YOUR GOAL →
Verbatim output of all the material below is required.

EXERCISE DATA →
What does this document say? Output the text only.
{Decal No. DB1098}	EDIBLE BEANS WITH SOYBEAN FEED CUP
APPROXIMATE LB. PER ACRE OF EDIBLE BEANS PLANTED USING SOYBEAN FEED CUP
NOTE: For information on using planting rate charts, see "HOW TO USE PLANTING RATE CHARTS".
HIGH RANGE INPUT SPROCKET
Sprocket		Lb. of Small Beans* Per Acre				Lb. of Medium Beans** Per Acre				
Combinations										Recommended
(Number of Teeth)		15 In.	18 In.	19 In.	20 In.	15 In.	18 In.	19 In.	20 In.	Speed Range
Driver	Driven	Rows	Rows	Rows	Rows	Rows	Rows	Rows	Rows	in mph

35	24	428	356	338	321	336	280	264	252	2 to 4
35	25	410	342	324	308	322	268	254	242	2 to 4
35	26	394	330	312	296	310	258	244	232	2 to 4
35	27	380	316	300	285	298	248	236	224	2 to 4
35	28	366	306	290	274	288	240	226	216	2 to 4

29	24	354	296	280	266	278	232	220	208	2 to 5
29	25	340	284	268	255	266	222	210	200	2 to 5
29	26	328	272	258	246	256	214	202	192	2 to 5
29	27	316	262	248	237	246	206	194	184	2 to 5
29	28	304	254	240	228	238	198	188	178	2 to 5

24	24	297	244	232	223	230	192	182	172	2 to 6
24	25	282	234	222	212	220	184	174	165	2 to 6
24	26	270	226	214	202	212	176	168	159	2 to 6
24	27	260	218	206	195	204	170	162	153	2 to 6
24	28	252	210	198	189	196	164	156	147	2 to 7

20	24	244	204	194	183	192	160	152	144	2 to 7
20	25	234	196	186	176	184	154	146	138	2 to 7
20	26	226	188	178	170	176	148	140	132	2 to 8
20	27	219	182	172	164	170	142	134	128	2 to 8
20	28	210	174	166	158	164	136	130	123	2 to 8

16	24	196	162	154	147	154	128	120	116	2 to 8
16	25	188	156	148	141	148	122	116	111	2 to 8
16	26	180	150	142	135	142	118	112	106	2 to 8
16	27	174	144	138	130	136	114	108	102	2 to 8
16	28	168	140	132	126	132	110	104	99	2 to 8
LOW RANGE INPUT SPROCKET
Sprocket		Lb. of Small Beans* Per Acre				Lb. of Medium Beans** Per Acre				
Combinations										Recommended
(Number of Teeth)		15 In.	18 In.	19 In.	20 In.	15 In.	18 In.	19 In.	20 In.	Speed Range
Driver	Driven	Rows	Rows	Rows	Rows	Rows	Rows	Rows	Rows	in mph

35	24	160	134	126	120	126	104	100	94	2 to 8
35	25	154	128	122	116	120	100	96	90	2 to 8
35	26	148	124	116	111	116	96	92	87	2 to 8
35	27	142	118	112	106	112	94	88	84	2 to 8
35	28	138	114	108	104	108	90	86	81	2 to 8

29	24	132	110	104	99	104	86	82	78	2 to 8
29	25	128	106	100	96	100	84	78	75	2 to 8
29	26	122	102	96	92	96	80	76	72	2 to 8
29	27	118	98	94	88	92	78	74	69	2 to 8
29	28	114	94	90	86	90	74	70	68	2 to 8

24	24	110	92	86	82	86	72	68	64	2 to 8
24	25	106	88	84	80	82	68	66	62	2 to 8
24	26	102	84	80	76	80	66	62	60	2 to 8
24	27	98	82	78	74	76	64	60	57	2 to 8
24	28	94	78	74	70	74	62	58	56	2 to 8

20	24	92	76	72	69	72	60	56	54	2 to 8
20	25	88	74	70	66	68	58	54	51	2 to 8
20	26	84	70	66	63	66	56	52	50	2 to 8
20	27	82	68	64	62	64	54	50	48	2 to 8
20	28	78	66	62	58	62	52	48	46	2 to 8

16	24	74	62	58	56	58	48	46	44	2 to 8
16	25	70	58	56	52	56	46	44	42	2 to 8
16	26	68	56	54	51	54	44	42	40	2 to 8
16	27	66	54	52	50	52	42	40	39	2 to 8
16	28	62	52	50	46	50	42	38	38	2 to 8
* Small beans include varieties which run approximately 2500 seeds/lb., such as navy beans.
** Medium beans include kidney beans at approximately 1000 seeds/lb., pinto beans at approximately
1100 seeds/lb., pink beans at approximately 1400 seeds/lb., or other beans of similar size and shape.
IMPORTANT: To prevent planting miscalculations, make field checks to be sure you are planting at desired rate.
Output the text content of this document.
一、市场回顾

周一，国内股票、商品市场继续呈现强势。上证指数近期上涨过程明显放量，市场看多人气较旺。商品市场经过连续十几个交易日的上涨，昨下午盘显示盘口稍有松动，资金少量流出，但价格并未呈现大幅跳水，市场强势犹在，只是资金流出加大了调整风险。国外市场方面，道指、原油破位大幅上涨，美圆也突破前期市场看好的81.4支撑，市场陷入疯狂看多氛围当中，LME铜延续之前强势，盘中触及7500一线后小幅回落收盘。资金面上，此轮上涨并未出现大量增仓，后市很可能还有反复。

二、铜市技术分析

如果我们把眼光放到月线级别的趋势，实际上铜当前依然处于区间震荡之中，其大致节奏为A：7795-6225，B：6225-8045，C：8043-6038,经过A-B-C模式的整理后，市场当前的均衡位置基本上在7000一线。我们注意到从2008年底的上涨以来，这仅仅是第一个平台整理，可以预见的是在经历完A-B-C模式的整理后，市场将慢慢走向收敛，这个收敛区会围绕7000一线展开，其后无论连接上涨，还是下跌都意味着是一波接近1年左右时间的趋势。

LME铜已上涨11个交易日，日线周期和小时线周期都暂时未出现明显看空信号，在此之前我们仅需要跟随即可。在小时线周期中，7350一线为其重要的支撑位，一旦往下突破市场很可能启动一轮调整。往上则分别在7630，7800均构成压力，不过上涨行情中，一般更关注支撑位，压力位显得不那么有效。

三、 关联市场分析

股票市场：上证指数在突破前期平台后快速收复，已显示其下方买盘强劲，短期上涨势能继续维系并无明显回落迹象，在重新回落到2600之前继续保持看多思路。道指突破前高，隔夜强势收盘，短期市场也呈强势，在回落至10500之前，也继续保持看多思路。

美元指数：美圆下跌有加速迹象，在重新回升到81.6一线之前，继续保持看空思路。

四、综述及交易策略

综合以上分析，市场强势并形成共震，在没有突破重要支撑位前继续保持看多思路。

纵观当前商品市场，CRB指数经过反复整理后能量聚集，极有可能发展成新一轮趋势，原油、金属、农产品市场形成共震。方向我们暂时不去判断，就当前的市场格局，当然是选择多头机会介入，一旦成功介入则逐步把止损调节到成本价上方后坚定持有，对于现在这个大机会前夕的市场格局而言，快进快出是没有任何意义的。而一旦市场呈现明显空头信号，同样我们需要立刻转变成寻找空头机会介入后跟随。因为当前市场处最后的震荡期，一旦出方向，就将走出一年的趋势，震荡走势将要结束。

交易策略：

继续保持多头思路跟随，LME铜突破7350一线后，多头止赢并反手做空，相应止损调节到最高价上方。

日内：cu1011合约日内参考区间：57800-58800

FINAL ANSWER →
What does this document say? Output the text only.
{Decal No. DB1098}	EDIBLE BEANS WITH SOYBEAN FEED CUP
APPROXIMATE LB. PER ACRE OF EDIBLE BEANS PLANTED USING SOYBEAN FEED CUP
NOTE: For information on using planting rate charts, see "HOW TO USE PLANTING RATE CHARTS".
HIGH RANGE INPUT SPROCKET
Sprocket		Lb. of Small Beans* Per Acre				Lb. of Medium Beans** Per Acre				
Combinations										Recommended
(Number of Teeth)		15 In.	18 In.	19 In.	20 In.	15 In.	18 In.	19 In.	20 In.	Speed Range
Driver	Driven	Rows	Rows	Rows	Rows	Rows	Rows	Rows	Rows	in mph

35	24	428	356	338	321	336	280	264	252	2 to 4
35	25	410	342	324	308	322	268	254	242	2 to 4
35	26	394	330	312	296	310	258	244	232	2 to 4
35	27	380	316	300	285	298	248	236	224	2 to 4
35	28	366	306	290	274	288	240	226	216	2 to 4

29	24	354	296	280	266	278	232	220	208	2 to 5
29	25	340	284	268	255	266	222	210	200	2 to 5
29	26	328	272	258	246	256	214	202	192	2 to 5
29	27	316	262	248	237	246	206	194	184	2 to 5
29	28	304	254	240	228	238	198	188	178	2 to 5

24	24	297	244	232	223	230	192	182	172	2 to 6
24	25	282	234	222	212	220	184	174	165	2 to 6
24	26	270	226	214	202	212	176	168	159	2 to 6
24	27	260	218	206	195	204	170	162	153	2 to 6
24	28	252	210	198	189	196	164	156	147	2 to 7

20	24	244	204	194	183	192	160	152	144	2 to 7
20	25	234	196	186	176	184	154	146	138	2 to 7
20	26	226	188	178	170	176	148	140	132	2 to 8
20	27	219	182	172	164	170	142	134	128	2 to 8
20	28	210	174	166	158	164	136	130	123	2 to 8

16	24	196	162	154	147	154	128	120	116	2 to 8
16	25	188	156	148	141	148	122	116	111	2 to 8
16	26	180	150	142	135	142	118	112	106	2 to 8
16	27	174	144	138	130	136	114	108	102	2 to 8
16	28	168	140	132	126	132	110	104	99	2 to 8
LOW RANGE INPUT SPROCKET
Sprocket		Lb. of Small Beans* Per Acre				Lb. of Medium Beans** Per Acre				
Combinations										Recommended
(Number of Teeth)		15 In.	18 In.	19 In.	20 In.	15 In.	18 In.	19 In.	20 In.	Speed Range
Driver	Driven	Rows	Rows	Rows	Rows	Rows	Rows	Rows	Rows	in mph

35	24	160	134	126	120	126	104	100	94	2 to 8
35	25	154	128	122	116	120	100	96	90	2 to 8
35	26	148	124	116	111	116	96	92	87	2 to 8
35	27	142	118	112	106	112	94	88	84	2 to 8
35	28	138	114	108	104	108	90	86	81	2 to 8

29	24	132	110	104	99	104	86	82	78	2 to 8
29	25	128	106	100	96	100	84	78	75	2 to 8
29	26	122	102	96	92	96	80	76	72	2 to 8
29	27	118	98	94	88	92	78	74	69	2 to 8
29	28	114	94	90	86	90	74	70	68	2 to 8

24	24	110	92	86	82	86	72	68	64	2 to 8
24	25	106	88	84	80	82	68	66	62	2 to 8
24	26	102	84	80	76	80	66	62	60	2 to 8
24	27	98	82	78	74	76	64	60	57	2 to 8
24	28	94	78	74	70	74	62	58	56	2 to 8

20	24	92	76	72	69	72	60	56	54	2 to 8
20	25	88	74	70	66	68	58	54	51	2 to 8
20	26	84	70	66	63	66	56	52	50	2 to 8
20	27	82	68	64	62	64	54	50	48	2 to 8
20	28	78	66	62	58	62	52	48	46	2 to 8

16	24	74	62	58	56	58	48	46	44	2 to 8
16	25	70	58	56	52	56	46	44	42	2 to 8
16	26	68	56	54	51	54	44	42	40	2 to 8
16	27	66	54	52	50	52	42	40	39	2 to 8
16	28	62	52	50	46	50	42	38	38	2 to 8
* Small beans include varieties which run approximately 2500 seeds/lb., such as navy beans.
** Medium beans include kidney beans at approximately 1000 seeds/lb., pinto beans at approximately
1100 seeds/lb., pink beans at approximately 1400 seeds/lb., or other beans of similar size and shape.
IMPORTANT: To prevent planting miscalculations, make field checks to be sure you are planting at desired rate.
Output the text content of this document.
一、市场回顾

周一，国内股票、商品市场继续呈现强势。上证指数近期上涨过程明显放量，市场看多人气较旺。商品市场经过连续十几个交易日的上涨，昨下午盘显示盘口稍有松动，资金少量流出，但价格并未呈现大幅跳水，市场强势犹在，只是资金流出加大了调整风险。国外市场方面，道指、原油破位大幅上涨，美圆也突破前期市场看好的81.4支撑，市场陷入疯狂看多氛围当中，LME铜延续之前强势，盘中触及7500一线后小幅回落收盘。资金面上，此轮上涨并未出现大量增仓，后市很可能还有反复。

二、铜市技术分析

如果我们把眼光放到月线级别的趋势，实际上铜当前依然处于区间震荡之中，其大致节奏为A：7795-6225，B：6225-8045，C：8043-6038,经过A-B-C模式的整理后，市场当前的均衡位置基本上在7000一线。我们注意到从2008年底的上涨以来，这仅仅是第一个平台整理，可以预见的是在经历完A-B-C模式的整理后，市场将慢慢走向收敛，这个收敛区会围绕7000一线展开，其后无论连接上涨，还是下跌都意味着是一波接近1年左右时间的趋势。

LME铜已上涨11个交易日，日线周期和小时线周期都暂时未出现明显看空信号，在此之前我们仅需要跟随即可。在小时线周期中，7350一线为其重要的支撑位，一旦往下突破市场很可能启动一轮调整。往上则分别在7630，7800均构成压力，不过上涨行情中，一般更关注支撑位，压力位显得不那么有效。

三、 关联市场分析

股票市场：上证指数在突破前期平台后快速收复，已显示其下方买盘强劲，短期上涨势能继续维系并无明显回落迹象，在重新回落到2600之前继续保持看多思路。道指突破前高，隔夜强势收盘，短期市场也呈强势，在回落至10500之前，也继续保持看多思路。

美元指数：美圆下跌有加速迹象，在重新回升到81.6一线之前，继续保持看空思路。

四、综述及交易策略

综合以上分析，市场强势并形成共震，在没有突破重要支撑位前继续保持看多思路。

纵观当前商品市场，CRB指数经过反复整理后能量聚集，极有可能发展成新一轮趋势，原油、金属、农产品市场形成共震。方向我们暂时不去判断，就当前的市场格局，当然是选择多头机会介入，一旦成功介入则逐步把止损调节到成本价上方后坚定持有，对于现在这个大机会前夕的市场格局而言，快进快出是没有任何意义的。而一旦市场呈现明显空头信号，同样我们需要立刻转变成寻找空头机会介入后跟随。因为当前市场处最后的震荡期，一旦出方向，就将走出一年的趋势，震荡走势将要结束。

交易策略：

继续保持多头思路跟随，LME铜突破7350一线后，多头止赢并反手做空，相应止损调节到最高价上方。

日内：cu1011合约日内参考区间：57800-58800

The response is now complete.